— begin MATERIALS PROVIDED —
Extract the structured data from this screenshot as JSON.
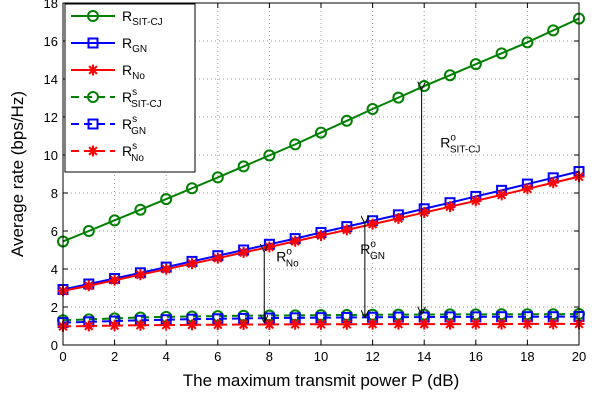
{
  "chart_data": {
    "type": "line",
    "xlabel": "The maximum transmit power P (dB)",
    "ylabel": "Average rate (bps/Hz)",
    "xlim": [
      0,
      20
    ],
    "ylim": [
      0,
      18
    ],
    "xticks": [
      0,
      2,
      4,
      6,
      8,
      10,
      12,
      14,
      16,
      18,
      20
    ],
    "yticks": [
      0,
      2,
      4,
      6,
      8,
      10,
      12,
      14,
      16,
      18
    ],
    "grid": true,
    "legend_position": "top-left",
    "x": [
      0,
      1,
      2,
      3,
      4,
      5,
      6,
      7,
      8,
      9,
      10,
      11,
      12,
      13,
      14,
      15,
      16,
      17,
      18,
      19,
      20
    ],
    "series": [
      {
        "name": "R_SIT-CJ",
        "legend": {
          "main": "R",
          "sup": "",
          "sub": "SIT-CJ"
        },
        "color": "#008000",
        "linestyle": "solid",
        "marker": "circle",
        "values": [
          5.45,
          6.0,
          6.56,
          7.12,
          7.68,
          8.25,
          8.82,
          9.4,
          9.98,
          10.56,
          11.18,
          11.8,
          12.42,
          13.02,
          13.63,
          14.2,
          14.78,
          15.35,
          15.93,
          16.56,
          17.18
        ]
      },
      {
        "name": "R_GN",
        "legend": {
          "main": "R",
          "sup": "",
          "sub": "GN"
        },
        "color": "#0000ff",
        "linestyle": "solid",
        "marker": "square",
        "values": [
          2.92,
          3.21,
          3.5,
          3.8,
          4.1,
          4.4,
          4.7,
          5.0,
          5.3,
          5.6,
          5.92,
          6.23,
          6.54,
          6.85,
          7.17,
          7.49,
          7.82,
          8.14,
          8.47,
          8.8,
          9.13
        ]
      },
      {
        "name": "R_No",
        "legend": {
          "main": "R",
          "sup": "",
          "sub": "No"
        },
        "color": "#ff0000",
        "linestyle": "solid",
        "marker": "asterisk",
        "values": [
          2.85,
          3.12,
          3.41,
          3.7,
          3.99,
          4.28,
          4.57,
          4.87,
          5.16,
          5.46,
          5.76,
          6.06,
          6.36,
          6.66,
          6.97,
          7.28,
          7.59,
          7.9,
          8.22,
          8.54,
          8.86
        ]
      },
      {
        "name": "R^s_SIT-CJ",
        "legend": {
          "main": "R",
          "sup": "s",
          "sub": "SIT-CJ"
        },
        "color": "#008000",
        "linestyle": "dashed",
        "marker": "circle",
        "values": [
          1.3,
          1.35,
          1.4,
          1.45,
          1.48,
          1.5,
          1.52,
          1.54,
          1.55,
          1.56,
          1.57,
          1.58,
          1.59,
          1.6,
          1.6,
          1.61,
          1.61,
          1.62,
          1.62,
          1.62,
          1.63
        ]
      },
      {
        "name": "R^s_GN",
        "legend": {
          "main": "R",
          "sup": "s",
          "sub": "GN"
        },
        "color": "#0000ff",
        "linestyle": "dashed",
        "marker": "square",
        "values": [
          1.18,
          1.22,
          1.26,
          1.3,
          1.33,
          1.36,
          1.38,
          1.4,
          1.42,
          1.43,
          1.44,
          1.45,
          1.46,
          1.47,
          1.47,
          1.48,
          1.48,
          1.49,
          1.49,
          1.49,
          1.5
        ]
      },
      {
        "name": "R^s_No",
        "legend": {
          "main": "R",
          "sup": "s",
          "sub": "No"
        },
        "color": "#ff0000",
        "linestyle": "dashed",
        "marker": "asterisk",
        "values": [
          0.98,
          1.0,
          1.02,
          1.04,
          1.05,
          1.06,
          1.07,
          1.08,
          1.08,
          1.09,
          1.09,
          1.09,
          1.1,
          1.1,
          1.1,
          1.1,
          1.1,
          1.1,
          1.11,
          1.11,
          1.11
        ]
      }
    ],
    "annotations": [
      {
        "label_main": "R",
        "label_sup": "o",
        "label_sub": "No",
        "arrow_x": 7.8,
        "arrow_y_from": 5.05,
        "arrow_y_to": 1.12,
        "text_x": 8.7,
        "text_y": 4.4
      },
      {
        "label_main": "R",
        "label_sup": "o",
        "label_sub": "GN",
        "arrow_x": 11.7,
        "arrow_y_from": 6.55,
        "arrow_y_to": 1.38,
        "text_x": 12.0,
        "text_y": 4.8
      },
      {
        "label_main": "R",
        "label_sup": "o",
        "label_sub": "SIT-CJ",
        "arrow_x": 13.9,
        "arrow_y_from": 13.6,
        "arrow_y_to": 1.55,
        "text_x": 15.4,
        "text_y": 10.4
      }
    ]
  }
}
— end MATERIALS PROVIDED —
— begin MATERIALS PROVIDED —
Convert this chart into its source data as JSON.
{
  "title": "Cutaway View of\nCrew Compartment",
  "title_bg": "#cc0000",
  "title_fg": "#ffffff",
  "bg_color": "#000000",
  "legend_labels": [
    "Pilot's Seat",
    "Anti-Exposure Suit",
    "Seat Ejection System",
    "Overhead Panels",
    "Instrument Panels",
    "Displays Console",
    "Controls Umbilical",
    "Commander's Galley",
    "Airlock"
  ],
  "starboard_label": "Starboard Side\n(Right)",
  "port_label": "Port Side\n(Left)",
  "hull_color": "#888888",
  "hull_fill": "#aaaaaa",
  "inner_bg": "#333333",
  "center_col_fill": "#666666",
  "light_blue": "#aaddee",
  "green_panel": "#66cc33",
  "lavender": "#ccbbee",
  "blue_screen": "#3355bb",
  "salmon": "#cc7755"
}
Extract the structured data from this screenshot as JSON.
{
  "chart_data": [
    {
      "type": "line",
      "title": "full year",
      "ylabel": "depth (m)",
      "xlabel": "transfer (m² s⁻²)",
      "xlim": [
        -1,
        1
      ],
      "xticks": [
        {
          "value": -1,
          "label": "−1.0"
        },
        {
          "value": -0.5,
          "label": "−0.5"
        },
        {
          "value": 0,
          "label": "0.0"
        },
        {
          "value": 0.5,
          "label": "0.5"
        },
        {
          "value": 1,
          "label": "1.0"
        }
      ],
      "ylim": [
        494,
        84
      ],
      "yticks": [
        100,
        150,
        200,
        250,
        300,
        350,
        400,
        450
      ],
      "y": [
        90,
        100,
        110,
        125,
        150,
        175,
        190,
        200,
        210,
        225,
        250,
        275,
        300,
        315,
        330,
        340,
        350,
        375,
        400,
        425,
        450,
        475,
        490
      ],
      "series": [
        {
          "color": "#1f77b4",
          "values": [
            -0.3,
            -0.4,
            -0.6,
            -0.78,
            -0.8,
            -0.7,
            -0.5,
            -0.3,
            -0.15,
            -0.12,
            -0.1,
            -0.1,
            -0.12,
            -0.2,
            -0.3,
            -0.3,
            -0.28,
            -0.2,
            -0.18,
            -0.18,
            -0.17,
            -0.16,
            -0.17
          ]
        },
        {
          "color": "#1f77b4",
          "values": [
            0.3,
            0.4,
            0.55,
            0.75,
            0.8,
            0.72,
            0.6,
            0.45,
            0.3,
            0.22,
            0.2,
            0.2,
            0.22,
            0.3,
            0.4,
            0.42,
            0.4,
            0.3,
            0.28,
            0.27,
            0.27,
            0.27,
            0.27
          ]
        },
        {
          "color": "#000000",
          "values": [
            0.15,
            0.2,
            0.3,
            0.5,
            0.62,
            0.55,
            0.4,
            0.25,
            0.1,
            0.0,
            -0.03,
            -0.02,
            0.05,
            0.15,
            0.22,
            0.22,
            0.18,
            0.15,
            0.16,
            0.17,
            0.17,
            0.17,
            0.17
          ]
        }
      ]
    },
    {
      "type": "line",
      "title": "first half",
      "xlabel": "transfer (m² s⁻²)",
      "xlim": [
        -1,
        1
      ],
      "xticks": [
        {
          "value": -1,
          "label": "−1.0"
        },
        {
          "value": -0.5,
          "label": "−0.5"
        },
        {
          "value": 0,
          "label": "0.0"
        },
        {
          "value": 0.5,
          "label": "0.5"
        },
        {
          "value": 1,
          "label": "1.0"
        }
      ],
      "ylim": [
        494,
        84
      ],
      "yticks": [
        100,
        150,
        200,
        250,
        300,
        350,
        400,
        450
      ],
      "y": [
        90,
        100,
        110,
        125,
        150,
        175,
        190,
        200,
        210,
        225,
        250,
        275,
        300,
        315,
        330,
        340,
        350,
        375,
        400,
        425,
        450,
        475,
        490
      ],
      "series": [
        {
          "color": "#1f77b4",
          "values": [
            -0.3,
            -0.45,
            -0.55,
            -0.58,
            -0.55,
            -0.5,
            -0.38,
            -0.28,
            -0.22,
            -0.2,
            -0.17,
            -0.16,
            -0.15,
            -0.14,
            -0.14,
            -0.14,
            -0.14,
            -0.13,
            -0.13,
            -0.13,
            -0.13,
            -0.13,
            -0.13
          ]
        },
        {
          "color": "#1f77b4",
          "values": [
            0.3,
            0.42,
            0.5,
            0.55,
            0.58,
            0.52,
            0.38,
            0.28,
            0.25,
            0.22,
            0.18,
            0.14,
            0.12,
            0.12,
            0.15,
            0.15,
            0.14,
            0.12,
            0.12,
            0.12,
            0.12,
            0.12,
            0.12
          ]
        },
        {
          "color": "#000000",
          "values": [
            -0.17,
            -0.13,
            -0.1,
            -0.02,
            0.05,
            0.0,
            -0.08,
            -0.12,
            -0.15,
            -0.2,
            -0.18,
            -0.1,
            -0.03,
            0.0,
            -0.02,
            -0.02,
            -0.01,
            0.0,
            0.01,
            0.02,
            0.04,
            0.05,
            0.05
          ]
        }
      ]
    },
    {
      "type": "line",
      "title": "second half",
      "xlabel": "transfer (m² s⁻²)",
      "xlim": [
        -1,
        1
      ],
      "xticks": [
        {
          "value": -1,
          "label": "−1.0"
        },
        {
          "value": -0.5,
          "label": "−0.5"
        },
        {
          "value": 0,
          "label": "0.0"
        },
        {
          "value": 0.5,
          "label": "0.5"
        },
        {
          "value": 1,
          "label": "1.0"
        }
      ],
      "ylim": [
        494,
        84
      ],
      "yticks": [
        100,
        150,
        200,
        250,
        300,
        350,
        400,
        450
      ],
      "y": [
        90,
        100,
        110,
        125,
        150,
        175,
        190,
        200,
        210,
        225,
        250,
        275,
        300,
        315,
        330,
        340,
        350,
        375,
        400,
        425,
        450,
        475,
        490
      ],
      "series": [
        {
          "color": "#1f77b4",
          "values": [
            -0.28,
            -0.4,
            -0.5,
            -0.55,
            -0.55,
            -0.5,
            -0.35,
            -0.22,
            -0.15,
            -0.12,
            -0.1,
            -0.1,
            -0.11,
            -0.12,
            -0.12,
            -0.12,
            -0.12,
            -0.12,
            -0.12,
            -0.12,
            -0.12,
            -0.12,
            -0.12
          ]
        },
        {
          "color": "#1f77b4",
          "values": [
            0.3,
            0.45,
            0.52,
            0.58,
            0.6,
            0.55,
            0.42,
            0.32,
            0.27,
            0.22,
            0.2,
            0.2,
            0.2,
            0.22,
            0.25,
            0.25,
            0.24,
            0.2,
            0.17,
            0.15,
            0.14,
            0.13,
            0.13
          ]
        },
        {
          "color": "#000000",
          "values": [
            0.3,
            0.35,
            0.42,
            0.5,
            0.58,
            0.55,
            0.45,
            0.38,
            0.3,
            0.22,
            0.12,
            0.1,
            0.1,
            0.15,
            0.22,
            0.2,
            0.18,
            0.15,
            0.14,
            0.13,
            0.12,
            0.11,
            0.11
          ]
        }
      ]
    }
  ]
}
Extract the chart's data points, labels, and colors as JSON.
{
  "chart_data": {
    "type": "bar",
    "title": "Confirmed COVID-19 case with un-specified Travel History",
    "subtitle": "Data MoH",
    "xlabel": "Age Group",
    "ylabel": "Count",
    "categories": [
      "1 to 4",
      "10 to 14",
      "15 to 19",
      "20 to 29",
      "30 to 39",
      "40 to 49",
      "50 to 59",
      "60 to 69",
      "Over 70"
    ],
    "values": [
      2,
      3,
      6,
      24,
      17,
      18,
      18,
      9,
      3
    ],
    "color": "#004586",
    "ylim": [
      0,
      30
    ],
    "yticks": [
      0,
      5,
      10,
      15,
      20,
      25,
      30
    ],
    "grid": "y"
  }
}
— end MATERIALS PROVIDED —
— begin MATERIALS PROVIDED —
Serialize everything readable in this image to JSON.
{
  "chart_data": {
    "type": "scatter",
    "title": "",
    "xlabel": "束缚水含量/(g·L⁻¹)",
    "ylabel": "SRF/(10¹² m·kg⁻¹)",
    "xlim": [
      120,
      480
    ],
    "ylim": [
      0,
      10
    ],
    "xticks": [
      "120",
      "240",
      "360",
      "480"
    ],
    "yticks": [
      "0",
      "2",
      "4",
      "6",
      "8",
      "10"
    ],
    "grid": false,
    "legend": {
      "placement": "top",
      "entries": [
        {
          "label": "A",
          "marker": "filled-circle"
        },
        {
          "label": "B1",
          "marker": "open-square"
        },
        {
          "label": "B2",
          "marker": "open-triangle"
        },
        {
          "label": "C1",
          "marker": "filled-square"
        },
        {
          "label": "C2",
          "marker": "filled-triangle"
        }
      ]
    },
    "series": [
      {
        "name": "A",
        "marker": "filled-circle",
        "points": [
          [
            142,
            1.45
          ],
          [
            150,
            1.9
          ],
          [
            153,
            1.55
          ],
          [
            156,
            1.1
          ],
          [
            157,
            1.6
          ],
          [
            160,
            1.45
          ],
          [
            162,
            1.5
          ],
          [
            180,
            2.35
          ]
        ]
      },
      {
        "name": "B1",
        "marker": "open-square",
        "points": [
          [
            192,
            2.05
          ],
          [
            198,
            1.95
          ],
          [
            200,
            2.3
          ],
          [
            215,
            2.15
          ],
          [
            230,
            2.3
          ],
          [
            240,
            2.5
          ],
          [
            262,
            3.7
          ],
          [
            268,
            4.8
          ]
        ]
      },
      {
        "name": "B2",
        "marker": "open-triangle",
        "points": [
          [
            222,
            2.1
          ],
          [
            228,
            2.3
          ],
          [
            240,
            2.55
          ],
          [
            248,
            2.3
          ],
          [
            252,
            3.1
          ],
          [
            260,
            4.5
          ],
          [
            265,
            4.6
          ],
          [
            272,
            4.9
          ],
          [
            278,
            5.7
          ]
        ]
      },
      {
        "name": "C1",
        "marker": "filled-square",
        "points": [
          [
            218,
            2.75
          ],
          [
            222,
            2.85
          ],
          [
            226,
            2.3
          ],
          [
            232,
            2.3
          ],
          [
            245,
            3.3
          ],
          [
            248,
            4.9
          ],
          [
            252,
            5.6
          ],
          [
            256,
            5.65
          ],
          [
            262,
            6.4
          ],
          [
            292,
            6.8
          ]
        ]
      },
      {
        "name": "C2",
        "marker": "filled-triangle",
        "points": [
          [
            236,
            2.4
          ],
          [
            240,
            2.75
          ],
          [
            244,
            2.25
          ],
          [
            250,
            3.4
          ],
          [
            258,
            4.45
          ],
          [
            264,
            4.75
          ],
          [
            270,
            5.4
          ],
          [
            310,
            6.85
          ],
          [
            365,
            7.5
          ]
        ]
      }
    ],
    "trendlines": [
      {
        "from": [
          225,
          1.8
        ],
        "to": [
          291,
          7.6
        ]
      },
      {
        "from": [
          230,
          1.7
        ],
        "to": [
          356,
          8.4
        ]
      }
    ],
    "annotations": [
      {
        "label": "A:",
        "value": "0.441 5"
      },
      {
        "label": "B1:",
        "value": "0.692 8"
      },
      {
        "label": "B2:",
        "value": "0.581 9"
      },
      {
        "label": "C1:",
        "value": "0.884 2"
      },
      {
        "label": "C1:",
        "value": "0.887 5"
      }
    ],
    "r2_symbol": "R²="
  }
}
— end MATERIALS PROVIDED —
EXERCISE PROMPT: Check each line above for "ylabel" and return the ones that have it.

ANSWER TO THIS PROBLEM:
    "ylabel": "Average rate (bps/Hz)",
      "ylabel": "depth (m)",
    "ylabel": "Count",
    "ylabel": "SRF/(10¹² m·kg⁻¹)",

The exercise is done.